Repeat every entry word for word, skipping the pictures.

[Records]
───
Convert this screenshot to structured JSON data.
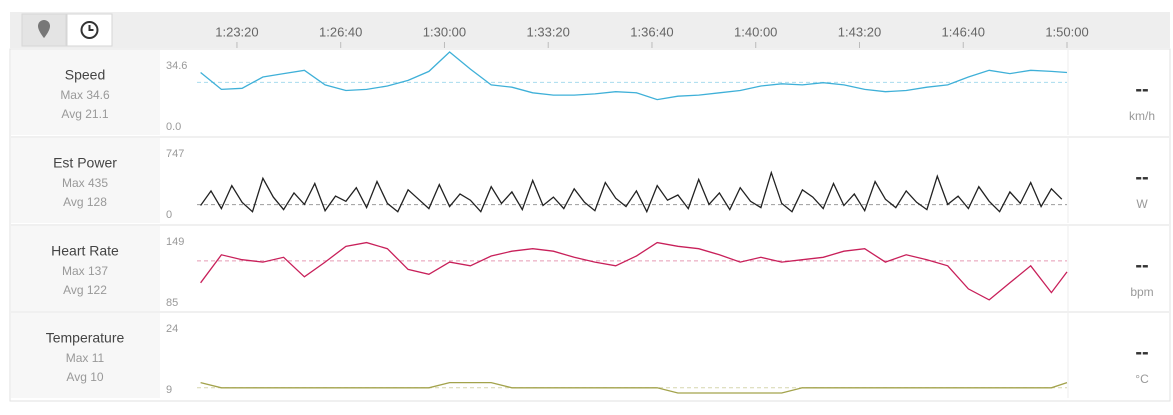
{
  "chart_data": [
    {
      "type": "line",
      "title": "Speed",
      "max_label": "Max 34.6",
      "avg_label": "Avg 21.1",
      "avg": 21.1,
      "current": "--",
      "unit": "km/h",
      "color": "#3fb0d8",
      "xlim": [
        4923,
        6600
      ],
      "xticks": [
        {
          "value": 5000,
          "label": "1:23:20"
        },
        {
          "value": 5200,
          "label": "1:26:40"
        },
        {
          "value": 5400,
          "label": "1:30:00"
        },
        {
          "value": 5600,
          "label": "1:33:20"
        },
        {
          "value": 5800,
          "label": "1:36:40"
        },
        {
          "value": 6000,
          "label": "1:40:00"
        },
        {
          "value": 6200,
          "label": "1:43:20"
        },
        {
          "value": 6400,
          "label": "1:46:40"
        },
        {
          "value": 6600,
          "label": "1:50:00"
        }
      ],
      "ylim": [
        0,
        34.6
      ],
      "yticks": [
        {
          "value": 0,
          "label": "0.0"
        },
        34.6
      ],
      "x": [
        4930,
        4970,
        5010,
        5050,
        5090,
        5130,
        5170,
        5210,
        5250,
        5290,
        5330,
        5370,
        5410,
        5450,
        5490,
        5530,
        5570,
        5610,
        5650,
        5690,
        5730,
        5770,
        5810,
        5850,
        5890,
        5930,
        5970,
        6010,
        6050,
        6090,
        6130,
        6170,
        6210,
        6250,
        6290,
        6330,
        6370,
        6410,
        6450,
        6490,
        6530,
        6570,
        6600
      ],
      "values": [
        25.5,
        18,
        18.5,
        23.5,
        25,
        26.5,
        20,
        17.5,
        18,
        19.5,
        22,
        26,
        34.6,
        27,
        20,
        19,
        16.5,
        15.5,
        15.5,
        16,
        17,
        16.5,
        13.5,
        15,
        15.5,
        16.5,
        17.5,
        19.5,
        20.5,
        20,
        21,
        20,
        18,
        17,
        17.5,
        19,
        20,
        23.5,
        26.5,
        25,
        26.5,
        26,
        25.5
      ]
    },
    {
      "type": "line",
      "title": "Est Power",
      "max_label": "Max 435",
      "avg_label": "Avg 128",
      "avg": 128,
      "current": "--",
      "unit": "W",
      "color": "#222222",
      "xlim": [
        4923,
        6600
      ],
      "ylim": [
        0,
        747
      ],
      "yticks": [
        0,
        747
      ],
      "x": [
        4930,
        4950,
        4970,
        4990,
        5010,
        5030,
        5050,
        5070,
        5090,
        5110,
        5130,
        5150,
        5170,
        5190,
        5210,
        5230,
        5250,
        5270,
        5290,
        5310,
        5330,
        5350,
        5370,
        5390,
        5410,
        5430,
        5450,
        5470,
        5490,
        5510,
        5530,
        5550,
        5570,
        5590,
        5610,
        5630,
        5650,
        5670,
        5690,
        5710,
        5730,
        5750,
        5770,
        5790,
        5810,
        5830,
        5850,
        5870,
        5890,
        5910,
        5930,
        5950,
        5970,
        5990,
        6010,
        6030,
        6050,
        6070,
        6090,
        6110,
        6130,
        6150,
        6170,
        6190,
        6210,
        6230,
        6250,
        6270,
        6290,
        6310,
        6330,
        6350,
        6370,
        6390,
        6410,
        6430,
        6450,
        6470,
        6490,
        6510,
        6530,
        6550,
        6570,
        6590
      ],
      "values": [
        120,
        260,
        90,
        310,
        150,
        60,
        380,
        200,
        80,
        240,
        130,
        330,
        70,
        210,
        160,
        290,
        100,
        350,
        140,
        60,
        270,
        180,
        90,
        320,
        110,
        230,
        170,
        60,
        300,
        140,
        250,
        80,
        360,
        120,
        200,
        90,
        280,
        150,
        70,
        340,
        190,
        110,
        260,
        60,
        310,
        170,
        220,
        90,
        370,
        130,
        240,
        80,
        290,
        160,
        100,
        435,
        140,
        60,
        270,
        200,
        90,
        330,
        120,
        230,
        70,
        350,
        180,
        100,
        260,
        150,
        80,
        400,
        130,
        210,
        90,
        300,
        160,
        60,
        250,
        140,
        340,
        110,
        280,
        180
      ]
    },
    {
      "type": "line",
      "title": "Heart Rate",
      "max_label": "Max 137",
      "avg_label": "Avg 122",
      "avg": 122,
      "current": "--",
      "unit": "bpm",
      "color": "#c8205a",
      "xlim": [
        4923,
        6600
      ],
      "ylim": [
        85,
        149
      ],
      "yticks": [
        85,
        149
      ],
      "x": [
        4930,
        4970,
        5010,
        5050,
        5090,
        5130,
        5170,
        5210,
        5250,
        5290,
        5330,
        5370,
        5410,
        5450,
        5490,
        5530,
        5570,
        5610,
        5650,
        5690,
        5730,
        5770,
        5810,
        5850,
        5890,
        5930,
        5970,
        6010,
        6050,
        6090,
        6130,
        6170,
        6210,
        6250,
        6290,
        6330,
        6370,
        6410,
        6450,
        6490,
        6530,
        6570,
        6600
      ],
      "values": [
        104,
        127,
        123,
        121,
        125,
        109,
        121,
        134,
        137,
        132,
        115,
        111,
        121,
        118,
        126,
        130,
        132,
        130,
        125,
        121,
        118,
        126,
        137,
        134,
        132,
        127,
        121,
        125,
        121,
        123,
        125,
        130,
        132,
        121,
        127,
        123,
        118,
        99,
        90,
        104,
        118,
        96,
        113
      ]
    },
    {
      "type": "line",
      "title": "Temperature",
      "max_label": "Max 11",
      "avg_label": "Avg 10",
      "avg": 10,
      "current": "--",
      "unit": "°C",
      "color": "#a3a34c",
      "xlim": [
        4923,
        6600
      ],
      "ylim": [
        9,
        24
      ],
      "yticks": [
        9,
        24
      ],
      "x": [
        4930,
        4970,
        5010,
        5050,
        5090,
        5130,
        5170,
        5210,
        5250,
        5290,
        5330,
        5370,
        5410,
        5450,
        5490,
        5530,
        5570,
        5610,
        5650,
        5690,
        5730,
        5770,
        5810,
        5850,
        5890,
        5930,
        5970,
        6010,
        6050,
        6090,
        6130,
        6170,
        6210,
        6250,
        6290,
        6330,
        6370,
        6410,
        6450,
        6490,
        6530,
        6570,
        6600
      ],
      "values": [
        11,
        10,
        10,
        10,
        10,
        10,
        10,
        10,
        10,
        10,
        10,
        10,
        11,
        11,
        11,
        10,
        10,
        10,
        10,
        10,
        10,
        10,
        10,
        9,
        9,
        9,
        9,
        9,
        9,
        10,
        10,
        10,
        10,
        10,
        10,
        10,
        10,
        10,
        10,
        10,
        10,
        10,
        11
      ]
    }
  ]
}
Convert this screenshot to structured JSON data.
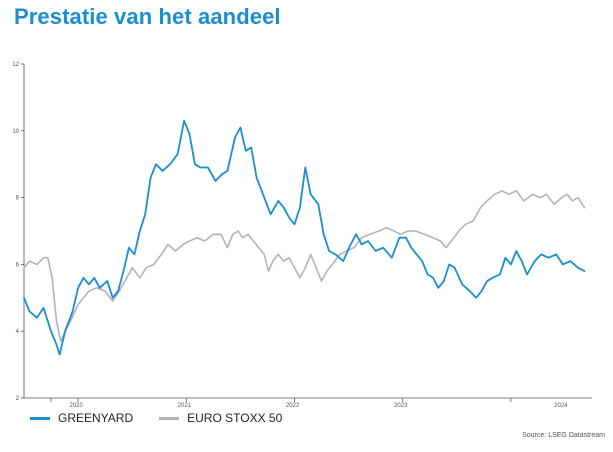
───
» **Exercise output**:
Convert this screenshot to structured JSON data.
{
  "chart_data": [
    {
      "type": "line",
      "title": "Speed",
      "max_label": "Max 34.6",
      "avg_label": "Avg 21.1",
      "avg": 21.1,
      "current": "--",
      "unit": "km/h",
      "color": "#3fb0d8",
      "xlim": [
        4923,
        6600
      ],
      "xticks": [
        {
          "value": 5000,
          "label": "1:23:20"
        },
        {
          "value": 5200,
          "label": "1:26:40"
        },
        {
          "value": 5400,
          "label": "1:30:00"
        },
        {
          "value": 5600,
          "label": "1:33:20"
        },
        {
          "value": 5800,
          "label": "1:36:40"
        },
        {
          "value": 6000,
          "label": "1:40:00"
        },
        {
          "value": 6200,
          "label": "1:43:20"
        },
        {
          "value": 6400,
          "label": "1:46:40"
        },
        {
          "value": 6600,
          "label": "1:50:00"
        }
      ],
      "ylim": [
        0,
        34.6
      ],
      "yticks": [
        {
          "value": 0,
          "label": "0.0"
        },
        34.6
      ],
      "x": [
        4930,
        4970,
        5010,
        5050,
        5090,
        5130,
        5170,
        5210,
        5250,
        5290,
        5330,
        5370,
        5410,
        5450,
        5490,
        5530,
        5570,
        5610,
        5650,
        5690,
        5730,
        5770,
        5810,
        5850,
        5890,
        5930,
        5970,
        6010,
        6050,
        6090,
        6130,
        6170,
        6210,
        6250,
        6290,
        6330,
        6370,
        6410,
        6450,
        6490,
        6530,
        6570,
        6600
      ],
      "values": [
        25.5,
        18,
        18.5,
        23.5,
        25,
        26.5,
        20,
        17.5,
        18,
        19.5,
        22,
        26,
        34.6,
        27,
        20,
        19,
        16.5,
        15.5,
        15.5,
        16,
        17,
        16.5,
        13.5,
        15,
        15.5,
        16.5,
        17.5,
        19.5,
        20.5,
        20,
        21,
        20,
        18,
        17,
        17.5,
        19,
        20,
        23.5,
        26.5,
        25,
        26.5,
        26,
        25.5
      ]
    },
    {
      "type": "line",
      "title": "Est Power",
      "max_label": "Max 435",
      "avg_label": "Avg 128",
      "avg": 128,
      "current": "--",
      "unit": "W",
      "color": "#222222",
      "xlim": [
        4923,
        6600
      ],
      "ylim": [
        0,
        747
      ],
      "yticks": [
        0,
        747
      ],
      "x": [
        4930,
        4950,
        4970,
        4990,
        5010,
        5030,
        5050,
        5070,
        5090,
        5110,
        5130,
        5150,
        5170,
        5190,
        5210,
        5230,
        5250,
        5270,
        5290,
        5310,
        5330,
        5350,
        5370,
        5390,
        5410,
        5430,
        5450,
        5470,
        5490,
        5510,
        5530,
        5550,
        5570,
        5590,
        5610,
        5630,
        5650,
        5670,
        5690,
        5710,
        5730,
        5750,
        5770,
        5790,
        5810,
        5830,
        5850,
        5870,
        5890,
        5910,
        5930,
        5950,
        5970,
        5990,
        6010,
        6030,
        6050,
        6070,
        6090,
        6110,
        6130,
        6150,
        6170,
        6190,
        6210,
        6230,
        6250,
        6270,
        6290,
        6310,
        6330,
        6350,
        6370,
        6390,
        6410,
        6430,
        6450,
        6470,
        6490,
        6510,
        6530,
        6550,
        6570,
        6590
      ],
      "values": [
        120,
        260,
        90,
        310,
        150,
        60,
        380,
        200,
        80,
        240,
        130,
        330,
        70,
        210,
        160,
        290,
        100,
        350,
        140,
        60,
        270,
        180,
        90,
        320,
        110,
        230,
        170,
        60,
        300,
        140,
        250,
        80,
        360,
        120,
        200,
        90,
        280,
        150,
        70,
        340,
        190,
        110,
        260,
        60,
        310,
        170,
        220,
        90,
        370,
        130,
        240,
        80,
        290,
        160,
        100,
        435,
        140,
        60,
        270,
        200,
        90,
        330,
        120,
        230,
        70,
        350,
        180,
        100,
        260,
        150,
        80,
        400,
        130,
        210,
        90,
        300,
        160,
        60,
        250,
        140,
        340,
        110,
        280,
        180
      ]
    },
    {
      "type": "line",
      "title": "Heart Rate",
      "max_label": "Max 137",
      "avg_label": "Avg 122",
      "avg": 122,
      "current": "--",
      "unit": "bpm",
      "color": "#c8205a",
      "xlim": [
        4923,
        6600
      ],
      "ylim": [
        85,
        149
      ],
      "yticks": [
        85,
        149
      ],
      "x": [
        4930,
        4970,
        5010,
        5050,
        5090,
        5130,
        5170,
        5210,
        5250,
        5290,
        5330,
        5370,
        5410,
        5450,
        5490,
        5530,
        5570,
        5610,
        5650,
        5690,
        5730,
        5770,
        5810,
        5850,
        5890,
        5930,
        5970,
        6010,
        6050,
        6090,
        6130,
        6170,
        6210,
        6250,
        6290,
        6330,
        6370,
        6410,
        6450,
        6490,
        6530,
        6570,
        6600
      ],
      "values": [
        104,
        127,
        123,
        121,
        125,
        109,
        121,
        134,
        137,
        132,
        115,
        111,
        121,
        118,
        126,
        130,
        132,
        130,
        125,
        121,
        118,
        126,
        137,
        134,
        132,
        127,
        121,
        125,
        121,
        123,
        125,
        130,
        132,
        121,
        127,
        123,
        118,
        99,
        90,
        104,
        118,
        96,
        113
      ]
    },
    {
      "type": "line",
      "title": "Temperature",
      "max_label": "Max 11",
      "avg_label": "Avg 10",
      "avg": 10,
      "current": "--",
      "unit": "°C",
      "color": "#a3a34c",
      "xlim": [
        4923,
        6600
      ],
      "ylim": [
        9,
        24
      ],
      "yticks": [
        9,
        24
      ],
      "x": [
        4930,
        4970,
        5010,
        5050,
        5090,
        5130,
        5170,
        5210,
        5250,
        5290,
        5330,
        5370,
        5410,
        5450,
        5490,
        5530,
        5570,
        5610,
        5650,
        5690,
        5730,
        5770,
        5810,
        5850,
        5890,
        5930,
        5970,
        6010,
        6050,
        6090,
        6130,
        6170,
        6210,
        6250,
        6290,
        6330,
        6370,
        6410,
        6450,
        6490,
        6530,
        6570,
        6600
      ],
      "values": [
        11,
        10,
        10,
        10,
        10,
        10,
        10,
        10,
        10,
        10,
        10,
        10,
        11,
        11,
        11,
        10,
        10,
        10,
        10,
        10,
        10,
        10,
        10,
        9,
        9,
        9,
        9,
        9,
        9,
        10,
        10,
        10,
        10,
        10,
        10,
        10,
        10,
        10,
        10,
        10,
        10,
        10,
        11
      ]
    }
  ]
}
Convert this screenshot to structured JSON data.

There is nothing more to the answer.